* start *

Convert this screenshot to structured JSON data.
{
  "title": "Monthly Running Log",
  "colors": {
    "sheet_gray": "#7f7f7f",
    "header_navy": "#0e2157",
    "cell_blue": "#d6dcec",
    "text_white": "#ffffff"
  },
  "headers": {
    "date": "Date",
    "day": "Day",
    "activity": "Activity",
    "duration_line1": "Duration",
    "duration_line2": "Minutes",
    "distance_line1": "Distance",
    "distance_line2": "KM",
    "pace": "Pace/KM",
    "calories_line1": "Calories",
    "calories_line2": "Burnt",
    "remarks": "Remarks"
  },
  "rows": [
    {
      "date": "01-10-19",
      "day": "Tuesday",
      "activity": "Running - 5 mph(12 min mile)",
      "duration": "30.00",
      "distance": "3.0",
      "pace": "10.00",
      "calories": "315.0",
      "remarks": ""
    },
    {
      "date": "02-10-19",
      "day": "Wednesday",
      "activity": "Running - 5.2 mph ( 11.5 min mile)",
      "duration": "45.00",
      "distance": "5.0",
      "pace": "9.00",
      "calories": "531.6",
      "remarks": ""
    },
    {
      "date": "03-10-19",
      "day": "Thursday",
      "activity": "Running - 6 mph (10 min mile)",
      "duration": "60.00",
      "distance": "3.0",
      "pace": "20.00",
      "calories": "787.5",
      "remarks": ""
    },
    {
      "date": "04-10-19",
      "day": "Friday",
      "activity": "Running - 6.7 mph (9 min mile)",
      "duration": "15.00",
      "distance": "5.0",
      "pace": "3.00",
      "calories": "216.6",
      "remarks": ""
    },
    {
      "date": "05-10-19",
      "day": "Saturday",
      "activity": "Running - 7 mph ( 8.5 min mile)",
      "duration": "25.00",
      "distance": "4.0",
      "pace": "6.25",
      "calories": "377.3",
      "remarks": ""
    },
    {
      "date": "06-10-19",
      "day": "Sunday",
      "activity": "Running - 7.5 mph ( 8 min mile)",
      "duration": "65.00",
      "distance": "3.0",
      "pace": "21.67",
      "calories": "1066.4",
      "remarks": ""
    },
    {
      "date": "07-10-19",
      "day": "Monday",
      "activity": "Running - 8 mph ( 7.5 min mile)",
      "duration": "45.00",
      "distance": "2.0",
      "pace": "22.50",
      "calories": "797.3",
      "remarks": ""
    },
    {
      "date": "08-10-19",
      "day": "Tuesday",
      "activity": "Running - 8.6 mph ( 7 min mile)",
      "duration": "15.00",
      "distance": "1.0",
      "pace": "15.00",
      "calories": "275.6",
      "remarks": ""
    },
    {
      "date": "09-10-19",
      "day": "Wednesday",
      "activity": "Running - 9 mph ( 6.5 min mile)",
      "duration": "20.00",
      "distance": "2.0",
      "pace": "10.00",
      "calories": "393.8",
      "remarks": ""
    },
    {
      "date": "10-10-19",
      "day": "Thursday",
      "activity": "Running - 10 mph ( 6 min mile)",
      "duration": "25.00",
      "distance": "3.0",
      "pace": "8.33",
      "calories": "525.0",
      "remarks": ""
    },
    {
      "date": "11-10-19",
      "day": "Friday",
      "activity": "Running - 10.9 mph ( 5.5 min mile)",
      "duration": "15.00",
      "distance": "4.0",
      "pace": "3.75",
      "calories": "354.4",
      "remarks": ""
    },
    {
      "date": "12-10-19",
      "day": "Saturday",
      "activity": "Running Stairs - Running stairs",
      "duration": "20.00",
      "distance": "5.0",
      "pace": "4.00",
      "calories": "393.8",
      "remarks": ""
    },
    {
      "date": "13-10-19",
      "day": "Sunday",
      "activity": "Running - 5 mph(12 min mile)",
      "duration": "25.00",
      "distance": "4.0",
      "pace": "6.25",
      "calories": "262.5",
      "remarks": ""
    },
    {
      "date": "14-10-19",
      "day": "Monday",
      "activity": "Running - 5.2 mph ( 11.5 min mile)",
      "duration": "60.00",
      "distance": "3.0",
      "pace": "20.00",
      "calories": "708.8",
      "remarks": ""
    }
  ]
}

* end *

§ **What to work on**
Repeat the data precisely, line by line.

§ **Written solution**
Convert this screenshot to structured JSON data.
{
  "title": "Monthly Running Log",
  "colors": {
    "sheet_gray": "#7f7f7f",
    "header_navy": "#0e2157",
    "cell_blue": "#d6dcec",
    "text_white": "#ffffff"
  },
  "headers": {
    "date": "Date",
    "day": "Day",
    "activity": "Activity",
    "duration_line1": "Duration",
    "duration_line2": "Minutes",
    "distance_line1": "Distance",
    "distance_line2": "KM",
    "pace": "Pace/KM",
    "calories_line1": "Calories",
    "calories_line2": "Burnt",
    "remarks": "Remarks"
  },
  "rows": [
    {
      "date": "01-10-19",
      "day": "Tuesday",
      "activity": "Running - 5 mph(12 min mile)",
      "duration": "30.00",
      "distance": "3.0",
      "pace": "10.00",
      "calories": "315.0",
      "remarks": ""
    },
    {
      "date": "02-10-19",
      "day": "Wednesday",
      "activity": "Running - 5.2 mph ( 11.5 min mile)",
      "duration": "45.00",
      "distance": "5.0",
      "pace": "9.00",
      "calories": "531.6",
      "remarks": ""
    },
    {
      "date": "03-10-19",
      "day": "Thursday",
      "activity": "Running - 6 mph (10 min mile)",
      "duration": "60.00",
      "distance": "3.0",
      "pace": "20.00",
      "calories": "787.5",
      "remarks": ""
    },
    {
      "date": "04-10-19",
      "day": "Friday",
      "activity": "Running - 6.7 mph (9 min mile)",
      "duration": "15.00",
      "distance": "5.0",
      "pace": "3.00",
      "calories": "216.6",
      "remarks": ""
    },
    {
      "date": "05-10-19",
      "day": "Saturday",
      "activity": "Running - 7 mph ( 8.5 min mile)",
      "duration": "25.00",
      "distance": "4.0",
      "pace": "6.25",
      "calories": "377.3",
      "remarks": ""
    },
    {
      "date": "06-10-19",
      "day": "Sunday",
      "activity": "Running - 7.5 mph ( 8 min mile)",
      "duration": "65.00",
      "distance": "3.0",
      "pace": "21.67",
      "calories": "1066.4",
      "remarks": ""
    },
    {
      "date": "07-10-19",
      "day": "Monday",
      "activity": "Running - 8 mph ( 7.5 min mile)",
      "duration": "45.00",
      "distance": "2.0",
      "pace": "22.50",
      "calories": "797.3",
      "remarks": ""
    },
    {
      "date": "08-10-19",
      "day": "Tuesday",
      "activity": "Running - 8.6 mph ( 7 min mile)",
      "duration": "15.00",
      "distance": "1.0",
      "pace": "15.00",
      "calories": "275.6",
      "remarks": ""
    },
    {
      "date": "09-10-19",
      "day": "Wednesday",
      "activity": "Running - 9 mph ( 6.5 min mile)",
      "duration": "20.00",
      "distance": "2.0",
      "pace": "10.00",
      "calories": "393.8",
      "remarks": ""
    },
    {
      "date": "10-10-19",
      "day": "Thursday",
      "activity": "Running - 10 mph ( 6 min mile)",
      "duration": "25.00",
      "distance": "3.0",
      "pace": "8.33",
      "calories": "525.0",
      "remarks": ""
    },
    {
      "date": "11-10-19",
      "day": "Friday",
      "activity": "Running - 10.9 mph ( 5.5 min mile)",
      "duration": "15.00",
      "distance": "4.0",
      "pace": "3.75",
      "calories": "354.4",
      "remarks": ""
    },
    {
      "date": "12-10-19",
      "day": "Saturday",
      "activity": "Running Stairs - Running stairs",
      "duration": "20.00",
      "distance": "5.0",
      "pace": "4.00",
      "calories": "393.8",
      "remarks": ""
    },
    {
      "date": "13-10-19",
      "day": "Sunday",
      "activity": "Running - 5 mph(12 min mile)",
      "duration": "25.00",
      "distance": "4.0",
      "pace": "6.25",
      "calories": "262.5",
      "remarks": ""
    },
    {
      "date": "14-10-19",
      "day": "Monday",
      "activity": "Running - 5.2 mph ( 11.5 min mile)",
      "duration": "60.00",
      "distance": "3.0",
      "pace": "20.00",
      "calories": "708.8",
      "remarks": ""
    }
  ]
}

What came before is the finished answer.